The problem:
Restate the records that follow word for word; no pictures should appear.

[Raw records]
⟨
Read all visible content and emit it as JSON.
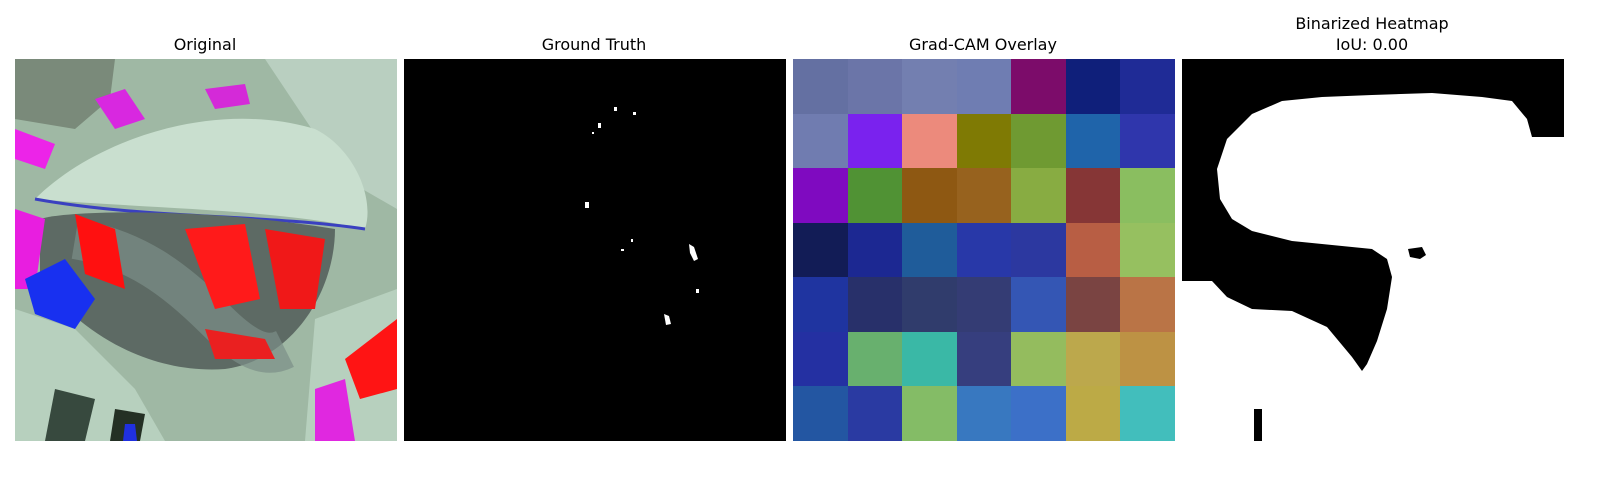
{
  "panels": {
    "original": {
      "title": "Original"
    },
    "ground_truth": {
      "title": "Ground Truth"
    },
    "gradcam": {
      "title": "Grad-CAM Overlay",
      "grid": [
        [
          "#6470a2",
          "#6b75a8",
          "#737fb0",
          "#6f7db2",
          "#7c0c6a",
          "#0f1f7a",
          "#1f2b96"
        ],
        [
          "#707cb0",
          "#7a22ee",
          "#ec8a7c",
          "#7f7a04",
          "#6f9a32",
          "#1f64aa",
          "#2f36ac"
        ],
        [
          "#7f0ac0",
          "#509234",
          "#8e5812",
          "#97621e",
          "#88ac42",
          "#863636",
          "#8abe60"
        ],
        [
          "#121c56",
          "#1c2892",
          "#1f5c9a",
          "#2838a8",
          "#2c38a0",
          "#b85e44",
          "#96c060"
        ],
        [
          "#1f34a0",
          "#28306a",
          "#303c6c",
          "#343c74",
          "#3456b4",
          "#7a4442",
          "#ba7446"
        ],
        [
          "#2430a2",
          "#68b06e",
          "#3ab8a6",
          "#363e7e",
          "#94bc5e",
          "#bca84c",
          "#bd9244"
        ],
        [
          "#2356a2",
          "#2a3aa2",
          "#84bc66",
          "#3878c0",
          "#3c70c8",
          "#bcaa46",
          "#42bebc"
        ]
      ]
    },
    "binarized": {
      "title": "Binarized Heatmap",
      "subtitle": "IoU: 0.00"
    }
  }
}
⟩
Answer:
Read all visible content and emit it as JSON.
{
  "panels": {
    "original": {
      "title": "Original"
    },
    "ground_truth": {
      "title": "Ground Truth"
    },
    "gradcam": {
      "title": "Grad-CAM Overlay",
      "grid": [
        [
          "#6470a2",
          "#6b75a8",
          "#737fb0",
          "#6f7db2",
          "#7c0c6a",
          "#0f1f7a",
          "#1f2b96"
        ],
        [
          "#707cb0",
          "#7a22ee",
          "#ec8a7c",
          "#7f7a04",
          "#6f9a32",
          "#1f64aa",
          "#2f36ac"
        ],
        [
          "#7f0ac0",
          "#509234",
          "#8e5812",
          "#97621e",
          "#88ac42",
          "#863636",
          "#8abe60"
        ],
        [
          "#121c56",
          "#1c2892",
          "#1f5c9a",
          "#2838a8",
          "#2c38a0",
          "#b85e44",
          "#96c060"
        ],
        [
          "#1f34a0",
          "#28306a",
          "#303c6c",
          "#343c74",
          "#3456b4",
          "#7a4442",
          "#ba7446"
        ],
        [
          "#2430a2",
          "#68b06e",
          "#3ab8a6",
          "#363e7e",
          "#94bc5e",
          "#bca84c",
          "#bd9244"
        ],
        [
          "#2356a2",
          "#2a3aa2",
          "#84bc66",
          "#3878c0",
          "#3c70c8",
          "#bcaa46",
          "#42bebc"
        ]
      ]
    },
    "binarized": {
      "title": "Binarized Heatmap",
      "subtitle": "IoU: 0.00"
    }
  }
}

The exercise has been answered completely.